■ Given instruction
Repeat every line below exactly, word for word.

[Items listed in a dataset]
========

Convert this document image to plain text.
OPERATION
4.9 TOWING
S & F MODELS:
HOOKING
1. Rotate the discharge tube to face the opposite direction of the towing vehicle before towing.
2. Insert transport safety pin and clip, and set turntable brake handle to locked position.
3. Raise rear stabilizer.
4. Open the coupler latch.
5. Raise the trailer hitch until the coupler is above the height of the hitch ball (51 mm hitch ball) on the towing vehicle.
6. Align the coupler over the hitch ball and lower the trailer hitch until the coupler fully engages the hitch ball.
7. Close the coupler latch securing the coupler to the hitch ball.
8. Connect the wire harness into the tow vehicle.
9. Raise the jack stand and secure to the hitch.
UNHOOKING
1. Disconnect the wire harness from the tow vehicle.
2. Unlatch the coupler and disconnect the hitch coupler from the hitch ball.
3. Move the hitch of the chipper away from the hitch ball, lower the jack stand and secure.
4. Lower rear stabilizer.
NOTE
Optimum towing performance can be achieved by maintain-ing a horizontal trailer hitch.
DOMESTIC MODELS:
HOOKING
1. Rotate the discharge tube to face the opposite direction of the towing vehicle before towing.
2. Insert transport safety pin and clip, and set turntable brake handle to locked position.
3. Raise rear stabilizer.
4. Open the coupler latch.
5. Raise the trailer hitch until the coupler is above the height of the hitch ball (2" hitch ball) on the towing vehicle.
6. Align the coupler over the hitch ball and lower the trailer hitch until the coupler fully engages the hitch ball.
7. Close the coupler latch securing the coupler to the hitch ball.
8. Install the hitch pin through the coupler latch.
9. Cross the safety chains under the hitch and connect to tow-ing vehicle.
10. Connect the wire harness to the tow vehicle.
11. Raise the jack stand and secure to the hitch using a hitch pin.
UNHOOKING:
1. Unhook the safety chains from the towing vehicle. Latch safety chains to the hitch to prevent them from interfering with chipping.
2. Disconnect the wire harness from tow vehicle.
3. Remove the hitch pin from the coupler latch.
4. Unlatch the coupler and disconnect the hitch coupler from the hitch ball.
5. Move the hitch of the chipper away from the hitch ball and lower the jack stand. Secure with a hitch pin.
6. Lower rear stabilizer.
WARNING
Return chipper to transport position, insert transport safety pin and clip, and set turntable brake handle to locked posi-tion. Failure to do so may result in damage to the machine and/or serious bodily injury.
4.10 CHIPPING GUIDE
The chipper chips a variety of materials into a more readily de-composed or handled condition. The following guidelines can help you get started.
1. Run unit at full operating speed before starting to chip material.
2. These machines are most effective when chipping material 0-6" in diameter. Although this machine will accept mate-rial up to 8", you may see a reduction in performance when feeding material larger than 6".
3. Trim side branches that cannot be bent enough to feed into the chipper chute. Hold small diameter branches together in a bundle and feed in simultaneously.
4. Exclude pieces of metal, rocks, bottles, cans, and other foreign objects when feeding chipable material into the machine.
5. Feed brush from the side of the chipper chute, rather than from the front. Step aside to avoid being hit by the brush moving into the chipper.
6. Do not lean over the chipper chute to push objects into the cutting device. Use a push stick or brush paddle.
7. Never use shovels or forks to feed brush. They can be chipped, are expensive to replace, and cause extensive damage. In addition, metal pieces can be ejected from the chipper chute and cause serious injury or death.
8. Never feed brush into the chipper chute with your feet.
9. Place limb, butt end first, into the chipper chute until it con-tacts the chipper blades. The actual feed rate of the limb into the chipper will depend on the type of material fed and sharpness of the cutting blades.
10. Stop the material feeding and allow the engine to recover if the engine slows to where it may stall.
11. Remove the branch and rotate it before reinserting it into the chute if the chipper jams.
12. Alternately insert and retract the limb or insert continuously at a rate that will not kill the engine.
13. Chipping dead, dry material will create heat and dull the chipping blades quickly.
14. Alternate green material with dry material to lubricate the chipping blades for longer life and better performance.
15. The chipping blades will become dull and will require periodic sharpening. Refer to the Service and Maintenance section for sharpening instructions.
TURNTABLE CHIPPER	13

========

■ Answer to this problem
Convert this document image to plain text.
OPERATION
4.9 TOWING
S & F MODELS:
HOOKING
1. Rotate the discharge tube to face the opposite direction of the towing vehicle before towing.
2. Insert transport safety pin and clip, and set turntable brake handle to locked position.
3. Raise rear stabilizer.
4. Open the coupler latch.
5. Raise the trailer hitch until the coupler is above the height of the hitch ball (51 mm hitch ball) on the towing vehicle.
6. Align the coupler over the hitch ball and lower the trailer hitch until the coupler fully engages the hitch ball.
7. Close the coupler latch securing the coupler to the hitch ball.
8. Connect the wire harness into the tow vehicle.
9. Raise the jack stand and secure to the hitch.
UNHOOKING
1. Disconnect the wire harness from the tow vehicle.
2. Unlatch the coupler and disconnect the hitch coupler from the hitch ball.
3. Move the hitch of the chipper away from the hitch ball, lower the jack stand and secure.
4. Lower rear stabilizer.
NOTE
Optimum towing performance can be achieved by maintain-ing a horizontal trailer hitch.
DOMESTIC MODELS:
HOOKING
1. Rotate the discharge tube to face the opposite direction of the towing vehicle before towing.
2. Insert transport safety pin and clip, and set turntable brake handle to locked position.
3. Raise rear stabilizer.
4. Open the coupler latch.
5. Raise the trailer hitch until the coupler is above the height of the hitch ball (2" hitch ball) on the towing vehicle.
6. Align the coupler over the hitch ball and lower the trailer hitch until the coupler fully engages the hitch ball.
7. Close the coupler latch securing the coupler to the hitch ball.
8. Install the hitch pin through the coupler latch.
9. Cross the safety chains under the hitch and connect to tow-ing vehicle.
10. Connect the wire harness to the tow vehicle.
11. Raise the jack stand and secure to the hitch using a hitch pin.
UNHOOKING:
1. Unhook the safety chains from the towing vehicle. Latch safety chains to the hitch to prevent them from interfering with chipping.
2. Disconnect the wire harness from tow vehicle.
3. Remove the hitch pin from the coupler latch.
4. Unlatch the coupler and disconnect the hitch coupler from the hitch ball.
5. Move the hitch of the chipper away from the hitch ball and lower the jack stand. Secure with a hitch pin.
6. Lower rear stabilizer.
WARNING
Return chipper to transport position, insert transport safety pin and clip, and set turntable brake handle to locked posi-tion. Failure to do so may result in damage to the machine and/or serious bodily injury.
4.10 CHIPPING GUIDE
The chipper chips a variety of materials into a more readily de-composed or handled condition. The following guidelines can help you get started.
1. Run unit at full operating speed before starting to chip material.
2. These machines are most effective when chipping material 0-6" in diameter. Although this machine will accept mate-rial up to 8", you may see a reduction in performance when feeding material larger than 6".
3. Trim side branches that cannot be bent enough to feed into the chipper chute. Hold small diameter branches together in a bundle and feed in simultaneously.
4. Exclude pieces of metal, rocks, bottles, cans, and other foreign objects when feeding chipable material into the machine.
5. Feed brush from the side of the chipper chute, rather than from the front. Step aside to avoid being hit by the brush moving into the chipper.
6. Do not lean over the chipper chute to push objects into the cutting device. Use a push stick or brush paddle.
7. Never use shovels or forks to feed brush. They can be chipped, are expensive to replace, and cause extensive damage. In addition, metal pieces can be ejected from the chipper chute and cause serious injury or death.
8. Never feed brush into the chipper chute with your feet.
9. Place limb, butt end first, into the chipper chute until it con-tacts the chipper blades. The actual feed rate of the limb into the chipper will depend on the type of material fed and sharpness of the cutting blades.
10. Stop the material feeding and allow the engine to recover if the engine slows to where it may stall.
11. Remove the branch and rotate it before reinserting it into the chute if the chipper jams.
12. Alternately insert and retract the limb or insert continuously at a rate that will not kill the engine.
13. Chipping dead, dry material will create heat and dull the chipping blades quickly.
14. Alternate green material with dry material to lubricate the chipping blades for longer life and better performance.
15. The chipping blades will become dull and will require periodic sharpening. Refer to the Service and Maintenance section for sharpening instructions.
TURNTABLE CHIPPER	13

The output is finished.